## Begin ROWS

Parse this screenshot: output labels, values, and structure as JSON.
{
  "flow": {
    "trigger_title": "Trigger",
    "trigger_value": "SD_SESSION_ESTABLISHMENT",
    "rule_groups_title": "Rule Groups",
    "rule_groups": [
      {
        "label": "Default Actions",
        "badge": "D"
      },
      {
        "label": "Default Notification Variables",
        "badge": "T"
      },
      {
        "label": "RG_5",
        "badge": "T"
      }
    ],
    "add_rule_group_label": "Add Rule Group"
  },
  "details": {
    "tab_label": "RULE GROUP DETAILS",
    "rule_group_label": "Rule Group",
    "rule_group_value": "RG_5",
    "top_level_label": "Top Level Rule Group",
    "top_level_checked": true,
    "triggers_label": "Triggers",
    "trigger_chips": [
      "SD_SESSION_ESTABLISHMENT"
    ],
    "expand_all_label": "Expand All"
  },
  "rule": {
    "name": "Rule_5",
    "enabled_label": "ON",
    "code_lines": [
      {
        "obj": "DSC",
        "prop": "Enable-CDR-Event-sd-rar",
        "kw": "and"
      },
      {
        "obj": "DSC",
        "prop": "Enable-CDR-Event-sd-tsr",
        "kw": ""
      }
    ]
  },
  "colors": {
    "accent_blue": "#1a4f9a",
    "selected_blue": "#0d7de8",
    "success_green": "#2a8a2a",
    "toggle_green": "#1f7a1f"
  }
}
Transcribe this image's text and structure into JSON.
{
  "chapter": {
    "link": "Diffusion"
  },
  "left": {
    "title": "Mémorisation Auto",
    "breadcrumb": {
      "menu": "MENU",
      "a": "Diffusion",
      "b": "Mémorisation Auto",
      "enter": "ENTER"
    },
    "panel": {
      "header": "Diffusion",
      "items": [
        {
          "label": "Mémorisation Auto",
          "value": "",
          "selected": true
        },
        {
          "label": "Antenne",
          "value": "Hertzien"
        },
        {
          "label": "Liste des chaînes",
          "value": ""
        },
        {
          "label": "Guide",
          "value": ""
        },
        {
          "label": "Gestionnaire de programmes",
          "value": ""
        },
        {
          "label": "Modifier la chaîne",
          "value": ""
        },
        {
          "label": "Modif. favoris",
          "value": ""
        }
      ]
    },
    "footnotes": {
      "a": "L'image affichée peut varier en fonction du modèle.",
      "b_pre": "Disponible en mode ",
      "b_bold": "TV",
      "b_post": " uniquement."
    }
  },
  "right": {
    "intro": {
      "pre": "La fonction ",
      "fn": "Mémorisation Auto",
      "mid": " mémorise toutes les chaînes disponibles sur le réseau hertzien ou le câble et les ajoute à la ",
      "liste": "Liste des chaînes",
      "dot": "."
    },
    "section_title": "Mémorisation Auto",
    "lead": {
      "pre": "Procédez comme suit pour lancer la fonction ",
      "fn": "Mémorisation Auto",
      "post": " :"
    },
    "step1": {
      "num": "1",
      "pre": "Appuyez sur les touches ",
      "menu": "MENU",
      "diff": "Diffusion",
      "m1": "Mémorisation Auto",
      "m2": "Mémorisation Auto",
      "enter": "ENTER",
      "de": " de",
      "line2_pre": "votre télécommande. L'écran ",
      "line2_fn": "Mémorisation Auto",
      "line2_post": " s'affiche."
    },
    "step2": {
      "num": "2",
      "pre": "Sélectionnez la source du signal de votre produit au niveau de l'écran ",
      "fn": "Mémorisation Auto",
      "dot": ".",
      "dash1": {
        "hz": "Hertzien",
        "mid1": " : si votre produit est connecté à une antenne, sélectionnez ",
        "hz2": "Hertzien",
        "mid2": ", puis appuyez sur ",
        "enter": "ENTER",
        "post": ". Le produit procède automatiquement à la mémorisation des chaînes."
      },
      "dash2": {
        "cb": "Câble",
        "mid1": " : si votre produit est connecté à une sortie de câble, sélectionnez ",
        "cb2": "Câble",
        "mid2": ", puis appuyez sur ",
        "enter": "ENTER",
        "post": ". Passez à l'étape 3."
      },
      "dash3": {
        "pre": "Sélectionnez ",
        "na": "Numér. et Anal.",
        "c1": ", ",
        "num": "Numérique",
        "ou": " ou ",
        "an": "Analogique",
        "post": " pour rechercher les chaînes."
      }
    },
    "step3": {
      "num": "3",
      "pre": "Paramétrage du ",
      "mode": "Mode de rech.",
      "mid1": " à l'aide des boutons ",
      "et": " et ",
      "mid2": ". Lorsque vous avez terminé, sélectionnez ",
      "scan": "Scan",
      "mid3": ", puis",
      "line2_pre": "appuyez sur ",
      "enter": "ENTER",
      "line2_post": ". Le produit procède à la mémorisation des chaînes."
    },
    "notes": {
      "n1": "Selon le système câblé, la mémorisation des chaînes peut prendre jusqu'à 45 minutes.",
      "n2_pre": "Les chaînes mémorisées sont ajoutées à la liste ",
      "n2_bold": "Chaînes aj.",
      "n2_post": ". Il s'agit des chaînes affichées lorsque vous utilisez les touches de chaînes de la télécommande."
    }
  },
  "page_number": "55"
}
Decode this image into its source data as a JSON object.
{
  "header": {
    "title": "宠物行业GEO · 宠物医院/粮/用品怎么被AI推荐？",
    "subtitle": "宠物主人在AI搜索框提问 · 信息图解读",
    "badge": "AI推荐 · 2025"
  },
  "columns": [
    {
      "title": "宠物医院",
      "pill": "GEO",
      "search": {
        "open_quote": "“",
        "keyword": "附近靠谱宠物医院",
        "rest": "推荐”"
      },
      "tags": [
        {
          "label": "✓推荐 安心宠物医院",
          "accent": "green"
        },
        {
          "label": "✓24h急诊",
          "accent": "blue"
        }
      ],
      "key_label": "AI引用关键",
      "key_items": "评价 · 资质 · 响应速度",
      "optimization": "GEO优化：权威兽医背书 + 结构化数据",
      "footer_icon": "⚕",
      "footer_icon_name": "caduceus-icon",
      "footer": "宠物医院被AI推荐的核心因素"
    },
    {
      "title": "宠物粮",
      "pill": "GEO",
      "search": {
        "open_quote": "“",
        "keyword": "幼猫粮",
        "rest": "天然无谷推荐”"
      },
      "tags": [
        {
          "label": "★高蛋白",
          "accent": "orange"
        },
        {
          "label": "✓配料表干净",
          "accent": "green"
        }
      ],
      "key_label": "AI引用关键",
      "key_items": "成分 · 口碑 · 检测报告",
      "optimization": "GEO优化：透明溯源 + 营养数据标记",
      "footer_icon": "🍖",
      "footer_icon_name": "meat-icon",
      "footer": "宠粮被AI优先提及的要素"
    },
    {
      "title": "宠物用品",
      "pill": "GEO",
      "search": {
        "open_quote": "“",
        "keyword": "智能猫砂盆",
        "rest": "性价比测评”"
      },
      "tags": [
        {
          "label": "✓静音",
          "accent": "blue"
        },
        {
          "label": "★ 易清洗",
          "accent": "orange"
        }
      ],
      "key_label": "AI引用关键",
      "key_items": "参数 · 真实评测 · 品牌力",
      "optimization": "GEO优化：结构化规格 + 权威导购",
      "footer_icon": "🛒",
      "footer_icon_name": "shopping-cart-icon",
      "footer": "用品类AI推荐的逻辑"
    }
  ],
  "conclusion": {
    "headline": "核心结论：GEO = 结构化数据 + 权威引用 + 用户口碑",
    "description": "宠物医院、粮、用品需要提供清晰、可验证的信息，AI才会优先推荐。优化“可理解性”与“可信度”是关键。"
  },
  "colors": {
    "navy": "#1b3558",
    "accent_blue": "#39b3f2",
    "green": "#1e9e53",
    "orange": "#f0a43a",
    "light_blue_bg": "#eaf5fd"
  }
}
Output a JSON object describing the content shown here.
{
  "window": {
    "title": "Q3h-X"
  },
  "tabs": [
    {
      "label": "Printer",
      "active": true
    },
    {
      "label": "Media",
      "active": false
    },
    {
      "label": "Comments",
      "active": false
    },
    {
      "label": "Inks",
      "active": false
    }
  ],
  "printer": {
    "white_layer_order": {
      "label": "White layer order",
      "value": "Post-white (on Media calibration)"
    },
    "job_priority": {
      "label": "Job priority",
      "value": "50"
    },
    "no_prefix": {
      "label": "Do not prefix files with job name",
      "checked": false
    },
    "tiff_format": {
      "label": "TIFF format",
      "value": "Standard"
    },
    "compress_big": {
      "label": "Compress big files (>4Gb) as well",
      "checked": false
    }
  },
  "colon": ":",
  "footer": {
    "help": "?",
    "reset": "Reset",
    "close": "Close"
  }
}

## End ROWS

** SHORT TASK **
From the material above, copy each line that includes the word "vous".

** TASK ANSWER **
      "mid2": ". Lorsque vous avez terminé, sélectionnez ",
      "n2_post": ". Il s'agit des chaînes affichées lorsque vous utilisez les touches de chaînes de la télécommande."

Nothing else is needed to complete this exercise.